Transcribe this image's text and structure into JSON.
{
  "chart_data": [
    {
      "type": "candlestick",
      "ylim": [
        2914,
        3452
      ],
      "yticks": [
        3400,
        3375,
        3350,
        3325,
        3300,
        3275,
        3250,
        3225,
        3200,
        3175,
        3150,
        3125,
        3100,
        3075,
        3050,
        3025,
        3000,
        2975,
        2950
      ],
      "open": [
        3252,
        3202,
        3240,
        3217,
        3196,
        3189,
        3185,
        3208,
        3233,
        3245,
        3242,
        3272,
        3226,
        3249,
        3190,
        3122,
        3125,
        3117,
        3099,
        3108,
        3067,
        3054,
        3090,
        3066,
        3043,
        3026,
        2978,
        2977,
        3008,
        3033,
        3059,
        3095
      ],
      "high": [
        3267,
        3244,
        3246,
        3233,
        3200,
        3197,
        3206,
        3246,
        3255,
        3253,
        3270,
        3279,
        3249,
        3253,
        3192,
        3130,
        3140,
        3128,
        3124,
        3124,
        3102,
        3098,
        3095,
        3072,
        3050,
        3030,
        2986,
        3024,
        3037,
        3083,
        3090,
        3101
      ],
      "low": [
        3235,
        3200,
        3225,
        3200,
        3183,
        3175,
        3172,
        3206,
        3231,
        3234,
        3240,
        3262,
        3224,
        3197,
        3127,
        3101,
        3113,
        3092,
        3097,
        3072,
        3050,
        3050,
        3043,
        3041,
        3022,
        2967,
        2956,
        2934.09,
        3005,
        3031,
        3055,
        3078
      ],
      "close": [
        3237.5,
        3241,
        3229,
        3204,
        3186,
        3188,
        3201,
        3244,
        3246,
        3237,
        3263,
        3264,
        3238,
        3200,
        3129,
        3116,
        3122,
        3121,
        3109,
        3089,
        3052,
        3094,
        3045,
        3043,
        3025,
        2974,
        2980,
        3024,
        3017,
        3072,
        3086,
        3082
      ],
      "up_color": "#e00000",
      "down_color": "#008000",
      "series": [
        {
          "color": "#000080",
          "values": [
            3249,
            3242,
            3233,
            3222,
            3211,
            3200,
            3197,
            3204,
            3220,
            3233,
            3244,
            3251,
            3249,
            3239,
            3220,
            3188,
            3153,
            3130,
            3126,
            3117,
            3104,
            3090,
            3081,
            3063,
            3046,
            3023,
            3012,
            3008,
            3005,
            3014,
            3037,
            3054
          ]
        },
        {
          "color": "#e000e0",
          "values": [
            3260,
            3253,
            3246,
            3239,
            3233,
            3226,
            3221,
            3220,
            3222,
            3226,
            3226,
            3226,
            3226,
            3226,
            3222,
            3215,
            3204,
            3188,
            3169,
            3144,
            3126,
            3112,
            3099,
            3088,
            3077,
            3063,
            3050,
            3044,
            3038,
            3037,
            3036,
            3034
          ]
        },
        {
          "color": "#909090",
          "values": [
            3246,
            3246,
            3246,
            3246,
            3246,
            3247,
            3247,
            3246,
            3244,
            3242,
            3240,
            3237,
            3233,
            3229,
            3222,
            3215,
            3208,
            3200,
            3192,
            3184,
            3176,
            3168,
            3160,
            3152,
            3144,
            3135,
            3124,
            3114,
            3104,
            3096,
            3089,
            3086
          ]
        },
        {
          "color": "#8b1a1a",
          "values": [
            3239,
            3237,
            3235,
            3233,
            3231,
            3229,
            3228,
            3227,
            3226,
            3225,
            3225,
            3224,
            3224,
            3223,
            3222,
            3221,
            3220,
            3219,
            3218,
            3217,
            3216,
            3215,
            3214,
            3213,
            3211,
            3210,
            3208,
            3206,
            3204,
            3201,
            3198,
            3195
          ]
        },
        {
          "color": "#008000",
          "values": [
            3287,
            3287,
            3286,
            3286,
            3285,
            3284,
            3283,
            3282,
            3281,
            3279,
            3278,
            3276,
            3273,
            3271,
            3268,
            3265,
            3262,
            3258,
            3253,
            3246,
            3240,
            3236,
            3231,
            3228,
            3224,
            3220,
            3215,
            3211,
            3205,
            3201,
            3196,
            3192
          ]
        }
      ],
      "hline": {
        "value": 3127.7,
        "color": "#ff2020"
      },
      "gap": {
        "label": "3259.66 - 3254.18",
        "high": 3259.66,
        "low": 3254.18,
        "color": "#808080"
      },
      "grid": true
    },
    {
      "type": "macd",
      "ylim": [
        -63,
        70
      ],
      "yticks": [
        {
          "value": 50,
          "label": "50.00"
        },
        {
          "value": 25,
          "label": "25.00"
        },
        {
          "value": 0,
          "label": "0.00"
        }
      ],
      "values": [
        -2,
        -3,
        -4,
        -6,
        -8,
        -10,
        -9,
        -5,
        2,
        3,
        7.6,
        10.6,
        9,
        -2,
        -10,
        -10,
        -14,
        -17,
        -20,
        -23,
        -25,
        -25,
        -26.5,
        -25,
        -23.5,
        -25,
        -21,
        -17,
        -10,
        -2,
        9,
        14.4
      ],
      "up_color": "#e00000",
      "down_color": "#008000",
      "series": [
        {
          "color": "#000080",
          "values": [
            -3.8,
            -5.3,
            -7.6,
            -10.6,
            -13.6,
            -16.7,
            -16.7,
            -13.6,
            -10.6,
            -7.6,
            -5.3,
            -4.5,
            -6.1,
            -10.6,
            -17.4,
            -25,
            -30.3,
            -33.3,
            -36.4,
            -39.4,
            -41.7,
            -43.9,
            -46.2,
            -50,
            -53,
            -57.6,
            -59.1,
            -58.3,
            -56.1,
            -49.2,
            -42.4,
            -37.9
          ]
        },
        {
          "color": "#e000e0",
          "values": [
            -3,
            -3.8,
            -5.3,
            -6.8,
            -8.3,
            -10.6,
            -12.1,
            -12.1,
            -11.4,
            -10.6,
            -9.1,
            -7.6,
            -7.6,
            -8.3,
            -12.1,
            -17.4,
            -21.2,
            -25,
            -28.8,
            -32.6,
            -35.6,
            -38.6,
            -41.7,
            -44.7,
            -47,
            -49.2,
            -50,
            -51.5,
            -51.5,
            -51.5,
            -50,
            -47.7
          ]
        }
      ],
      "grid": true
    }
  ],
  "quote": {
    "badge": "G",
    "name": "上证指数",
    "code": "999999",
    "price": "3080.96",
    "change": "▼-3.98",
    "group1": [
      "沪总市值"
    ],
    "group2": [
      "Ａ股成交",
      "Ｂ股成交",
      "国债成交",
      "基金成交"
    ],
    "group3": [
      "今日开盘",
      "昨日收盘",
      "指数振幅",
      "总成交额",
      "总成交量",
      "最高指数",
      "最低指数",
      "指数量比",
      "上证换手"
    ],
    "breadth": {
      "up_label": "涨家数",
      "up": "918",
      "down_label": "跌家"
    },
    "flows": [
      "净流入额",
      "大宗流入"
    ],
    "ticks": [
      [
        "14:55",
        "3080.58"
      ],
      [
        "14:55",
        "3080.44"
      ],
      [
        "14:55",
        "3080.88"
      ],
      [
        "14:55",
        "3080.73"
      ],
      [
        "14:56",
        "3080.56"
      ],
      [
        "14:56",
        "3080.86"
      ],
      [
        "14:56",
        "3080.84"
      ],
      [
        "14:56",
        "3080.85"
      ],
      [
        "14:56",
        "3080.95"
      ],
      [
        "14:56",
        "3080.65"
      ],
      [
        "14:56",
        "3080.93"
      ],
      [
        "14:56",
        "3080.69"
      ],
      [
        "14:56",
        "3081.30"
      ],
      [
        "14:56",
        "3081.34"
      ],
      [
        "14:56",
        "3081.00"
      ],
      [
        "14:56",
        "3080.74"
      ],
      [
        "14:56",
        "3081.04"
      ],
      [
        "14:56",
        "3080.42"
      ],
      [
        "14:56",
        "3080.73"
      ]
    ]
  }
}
══════════
Task to complete: Return each entry from above without altering a single character.

Answer to this task:
Transcribe this image's text and structure into JSON.
{
  "chart_data": [
    {
      "type": "candlestick",
      "ylim": [
        2914,
        3452
      ],
      "yticks": [
        3400,
        3375,
        3350,
        3325,
        3300,
        3275,
        3250,
        3225,
        3200,
        3175,
        3150,
        3125,
        3100,
        3075,
        3050,
        3025,
        3000,
        2975,
        2950
      ],
      "open": [
        3252,
        3202,
        3240,
        3217,
        3196,
        3189,
        3185,
        3208,
        3233,
        3245,
        3242,
        3272,
        3226,
        3249,
        3190,
        3122,
        3125,
        3117,
        3099,
        3108,
        3067,
        3054,
        3090,
        3066,
        3043,
        3026,
        2978,
        2977,
        3008,
        3033,
        3059,
        3095
      ],
      "high": [
        3267,
        3244,
        3246,
        3233,
        3200,
        3197,
        3206,
        3246,
        3255,
        3253,
        3270,
        3279,
        3249,
        3253,
        3192,
        3130,
        3140,
        3128,
        3124,
        3124,
        3102,
        3098,
        3095,
        3072,
        3050,
        3030,
        2986,
        3024,
        3037,
        3083,
        3090,
        3101
      ],
      "low": [
        3235,
        3200,
        3225,
        3200,
        3183,
        3175,
        3172,
        3206,
        3231,
        3234,
        3240,
        3262,
        3224,
        3197,
        3127,
        3101,
        3113,
        3092,
        3097,
        3072,
        3050,
        3050,
        3043,
        3041,
        3022,
        2967,
        2956,
        2934.09,
        3005,
        3031,
        3055,
        3078
      ],
      "close": [
        3237.5,
        3241,
        3229,
        3204,
        3186,
        3188,
        3201,
        3244,
        3246,
        3237,
        3263,
        3264,
        3238,
        3200,
        3129,
        3116,
        3122,
        3121,
        3109,
        3089,
        3052,
        3094,
        3045,
        3043,
        3025,
        2974,
        2980,
        3024,
        3017,
        3072,
        3086,
        3082
      ],
      "up_color": "#e00000",
      "down_color": "#008000",
      "series": [
        {
          "color": "#000080",
          "values": [
            3249,
            3242,
            3233,
            3222,
            3211,
            3200,
            3197,
            3204,
            3220,
            3233,
            3244,
            3251,
            3249,
            3239,
            3220,
            3188,
            3153,
            3130,
            3126,
            3117,
            3104,
            3090,
            3081,
            3063,
            3046,
            3023,
            3012,
            3008,
            3005,
            3014,
            3037,
            3054
          ]
        },
        {
          "color": "#e000e0",
          "values": [
            3260,
            3253,
            3246,
            3239,
            3233,
            3226,
            3221,
            3220,
            3222,
            3226,
            3226,
            3226,
            3226,
            3226,
            3222,
            3215,
            3204,
            3188,
            3169,
            3144,
            3126,
            3112,
            3099,
            3088,
            3077,
            3063,
            3050,
            3044,
            3038,
            3037,
            3036,
            3034
          ]
        },
        {
          "color": "#909090",
          "values": [
            3246,
            3246,
            3246,
            3246,
            3246,
            3247,
            3247,
            3246,
            3244,
            3242,
            3240,
            3237,
            3233,
            3229,
            3222,
            3215,
            3208,
            3200,
            3192,
            3184,
            3176,
            3168,
            3160,
            3152,
            3144,
            3135,
            3124,
            3114,
            3104,
            3096,
            3089,
            3086
          ]
        },
        {
          "color": "#8b1a1a",
          "values": [
            3239,
            3237,
            3235,
            3233,
            3231,
            3229,
            3228,
            3227,
            3226,
            3225,
            3225,
            3224,
            3224,
            3223,
            3222,
            3221,
            3220,
            3219,
            3218,
            3217,
            3216,
            3215,
            3214,
            3213,
            3211,
            3210,
            3208,
            3206,
            3204,
            3201,
            3198,
            3195
          ]
        },
        {
          "color": "#008000",
          "values": [
            3287,
            3287,
            3286,
            3286,
            3285,
            3284,
            3283,
            3282,
            3281,
            3279,
            3278,
            3276,
            3273,
            3271,
            3268,
            3265,
            3262,
            3258,
            3253,
            3246,
            3240,
            3236,
            3231,
            3228,
            3224,
            3220,
            3215,
            3211,
            3205,
            3201,
            3196,
            3192
          ]
        }
      ],
      "hline": {
        "value": 3127.7,
        "color": "#ff2020"
      },
      "gap": {
        "label": "3259.66 - 3254.18",
        "high": 3259.66,
        "low": 3254.18,
        "color": "#808080"
      },
      "grid": true
    },
    {
      "type": "macd",
      "ylim": [
        -63,
        70
      ],
      "yticks": [
        {
          "value": 50,
          "label": "50.00"
        },
        {
          "value": 25,
          "label": "25.00"
        },
        {
          "value": 0,
          "label": "0.00"
        }
      ],
      "values": [
        -2,
        -3,
        -4,
        -6,
        -8,
        -10,
        -9,
        -5,
        2,
        3,
        7.6,
        10.6,
        9,
        -2,
        -10,
        -10,
        -14,
        -17,
        -20,
        -23,
        -25,
        -25,
        -26.5,
        -25,
        -23.5,
        -25,
        -21,
        -17,
        -10,
        -2,
        9,
        14.4
      ],
      "up_color": "#e00000",
      "down_color": "#008000",
      "series": [
        {
          "color": "#000080",
          "values": [
            -3.8,
            -5.3,
            -7.6,
            -10.6,
            -13.6,
            -16.7,
            -16.7,
            -13.6,
            -10.6,
            -7.6,
            -5.3,
            -4.5,
            -6.1,
            -10.6,
            -17.4,
            -25,
            -30.3,
            -33.3,
            -36.4,
            -39.4,
            -41.7,
            -43.9,
            -46.2,
            -50,
            -53,
            -57.6,
            -59.1,
            -58.3,
            -56.1,
            -49.2,
            -42.4,
            -37.9
          ]
        },
        {
          "color": "#e000e0",
          "values": [
            -3,
            -3.8,
            -5.3,
            -6.8,
            -8.3,
            -10.6,
            -12.1,
            -12.1,
            -11.4,
            -10.6,
            -9.1,
            -7.6,
            -7.6,
            -8.3,
            -12.1,
            -17.4,
            -21.2,
            -25,
            -28.8,
            -32.6,
            -35.6,
            -38.6,
            -41.7,
            -44.7,
            -47,
            -49.2,
            -50,
            -51.5,
            -51.5,
            -51.5,
            -50,
            -47.7
          ]
        }
      ],
      "grid": true
    }
  ],
  "quote": {
    "badge": "G",
    "name": "上证指数",
    "code": "999999",
    "price": "3080.96",
    "change": "▼-3.98",
    "group1": [
      "沪总市值"
    ],
    "group2": [
      "Ａ股成交",
      "Ｂ股成交",
      "国债成交",
      "基金成交"
    ],
    "group3": [
      "今日开盘",
      "昨日收盘",
      "指数振幅",
      "总成交额",
      "总成交量",
      "最高指数",
      "最低指数",
      "指数量比",
      "上证换手"
    ],
    "breadth": {
      "up_label": "涨家数",
      "up": "918",
      "down_label": "跌家"
    },
    "flows": [
      "净流入额",
      "大宗流入"
    ],
    "ticks": [
      [
        "14:55",
        "3080.58"
      ],
      [
        "14:55",
        "3080.44"
      ],
      [
        "14:55",
        "3080.88"
      ],
      [
        "14:55",
        "3080.73"
      ],
      [
        "14:56",
        "3080.56"
      ],
      [
        "14:56",
        "3080.86"
      ],
      [
        "14:56",
        "3080.84"
      ],
      [
        "14:56",
        "3080.85"
      ],
      [
        "14:56",
        "3080.95"
      ],
      [
        "14:56",
        "3080.65"
      ],
      [
        "14:56",
        "3080.93"
      ],
      [
        "14:56",
        "3080.69"
      ],
      [
        "14:56",
        "3081.30"
      ],
      [
        "14:56",
        "3081.34"
      ],
      [
        "14:56",
        "3081.00"
      ],
      [
        "14:56",
        "3080.74"
      ],
      [
        "14:56",
        "3081.04"
      ],
      [
        "14:56",
        "3080.42"
      ],
      [
        "14:56",
        "3080.73"
      ]
    ]
  }
}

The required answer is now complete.